## Begin

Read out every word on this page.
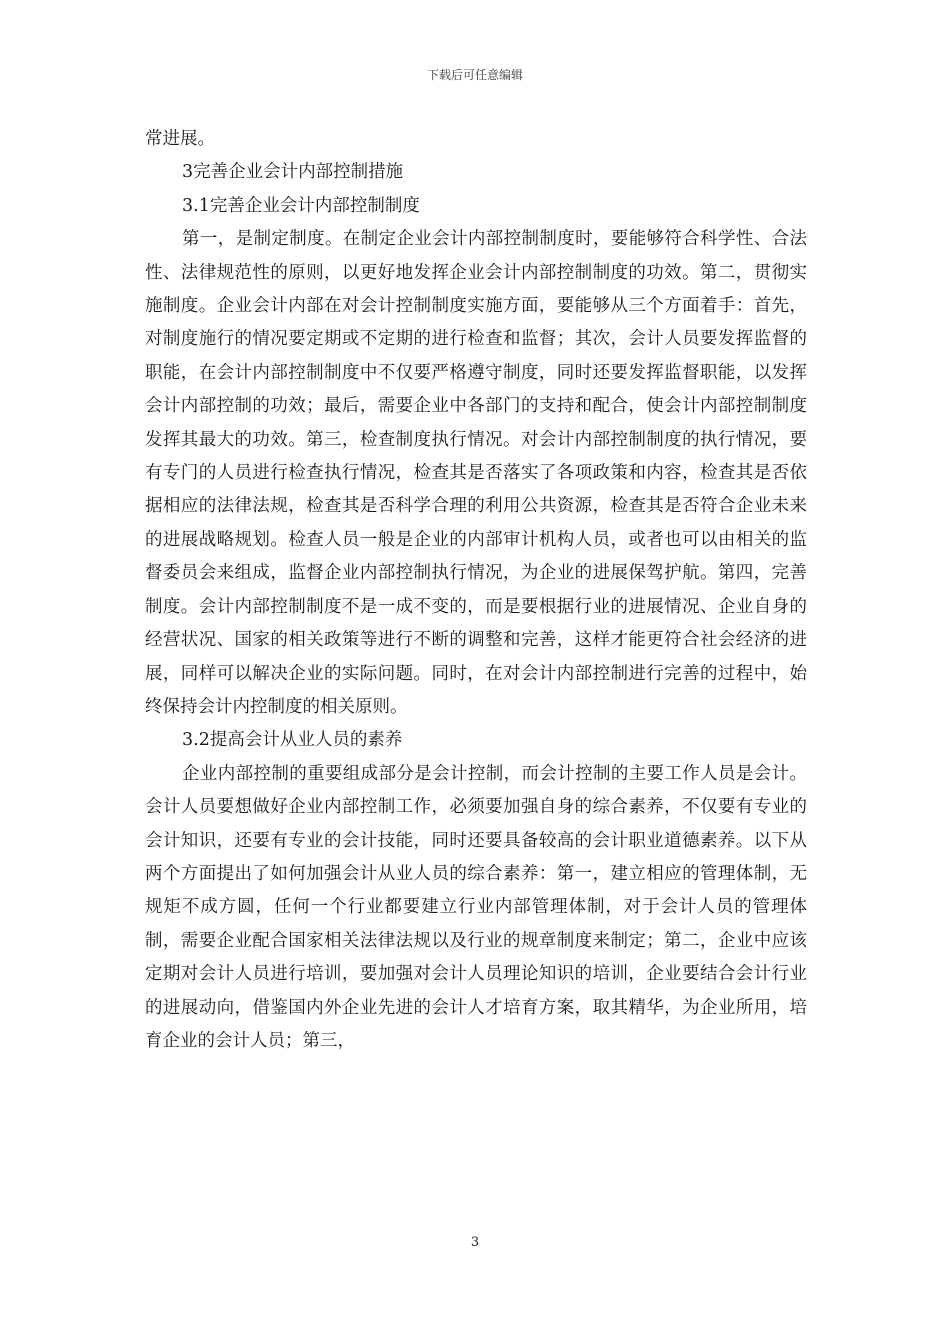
下载后可任意编辑

常进展。

3完善企业会计内部控制措施

3.1完善企业会计内部控制制度

第一，是制定制度。在制定企业会计内部控制制度时，要能够符合科学性、合法性、法律规范性的原则，以更好地发挥企业会计内部控制制度的功效。第二，贯彻实施制度。企业会计内部在对会计控制制度实施方面，要能够从三个方面着手：首先，对制度施行的情况要定期或不定期的进行检查和监督；其次，会计人员要发挥监督的职能，在会计内部控制制度中不仅要严格遵守制度，同时还要发挥监督职能，以发挥会计内部控制的功效；最后，需要企业中各部门的支持和配合，使会计内部控制制度发挥其最大的功效。第三，检查制度执行情况。对会计内部控制制度的执行情况，要有专门的人员进行检查执行情况，检查其是否落实了各项政策和内容，检查其是否依据相应的法律法规，检查其是否科学合理的利用公共资源，检查其是否符合企业未来的进展战略规划。检查人员一般是企业的内部审计机构人员，或者也可以由相关的监督委员会来组成，监督企业内部控制执行情况，为企业的进展保驾护航。第四，完善制度。会计内部控制制度不是一成不变的，而是要根据行业的进展情况、企业自身的经营状况、国家的相关政策等进行不断的调整和完善，这样才能更符合社会经济的进展，同样可以解决企业的实际问题。同时，在对会计内部控制进行完善的过程中，始终保持会计内控制度的相关原则。

3.2提高会计从业人员的素养

企业内部控制的重要组成部分是会计控制，而会计控制的主要工作人员是会计。会计人员要想做好企业内部控制工作，必须要加强自身的综合素养，不仅要有专业的会计知识，还要有专业的会计技能，同时还要具备较高的会计职业道德素养。以下从两个方面提出了如何加强会计从业人员的综合素养：第一，建立相应的管理体制，无规矩不成方圆，任何一个行业都要建立行业内部管理体制，对于会计人员的管理体制，需要企业配合国家相关法律法规以及行业的规章制度来制定；第二，企业中应该定期对会计人员进行培训，要加强对会计人员理论知识的培训，企业要结合会计行业的进展动向，借鉴国内外企业先进的会计人才培育方案，取其精华，为企业所用，培育企业的会计人员；第三，

3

## End

Exercise task: Without the pictures, restate each entry exactly.

Answer to this problem:
Read out every word on this page.
下载后可任意编辑

常进展。

3完善企业会计内部控制措施

3.1完善企业会计内部控制制度

第一，是制定制度。在制定企业会计内部控制制度时，要能够符合科学性、合法性、法律规范性的原则，以更好地发挥企业会计内部控制制度的功效。第二，贯彻实施制度。企业会计内部在对会计控制制度实施方面，要能够从三个方面着手：首先，对制度施行的情况要定期或不定期的进行检查和监督；其次，会计人员要发挥监督的职能，在会计内部控制制度中不仅要严格遵守制度，同时还要发挥监督职能，以发挥会计内部控制的功效；最后，需要企业中各部门的支持和配合，使会计内部控制制度发挥其最大的功效。第三，检查制度执行情况。对会计内部控制制度的执行情况，要有专门的人员进行检查执行情况，检查其是否落实了各项政策和内容，检查其是否依据相应的法律法规，检查其是否科学合理的利用公共资源，检查其是否符合企业未来的进展战略规划。检查人员一般是企业的内部审计机构人员，或者也可以由相关的监督委员会来组成，监督企业内部控制执行情况，为企业的进展保驾护航。第四，完善制度。会计内部控制制度不是一成不变的，而是要根据行业的进展情况、企业自身的经营状况、国家的相关政策等进行不断的调整和完善，这样才能更符合社会经济的进展，同样可以解决企业的实际问题。同时，在对会计内部控制进行完善的过程中，始终保持会计内控制度的相关原则。

3.2提高会计从业人员的素养

企业内部控制的重要组成部分是会计控制，而会计控制的主要工作人员是会计。会计人员要想做好企业内部控制工作，必须要加强自身的综合素养，不仅要有专业的会计知识，还要有专业的会计技能，同时还要具备较高的会计职业道德素养。以下从两个方面提出了如何加强会计从业人员的综合素养：第一，建立相应的管理体制，无规矩不成方圆，任何一个行业都要建立行业内部管理体制，对于会计人员的管理体制，需要企业配合国家相关法律法规以及行业的规章制度来制定；第二，企业中应该定期对会计人员进行培训，要加强对会计人员理论知识的培训，企业要结合会计行业的进展动向，借鉴国内外企业先进的会计人才培育方案，取其精华，为企业所用，培育企业的会计人员；第三，

3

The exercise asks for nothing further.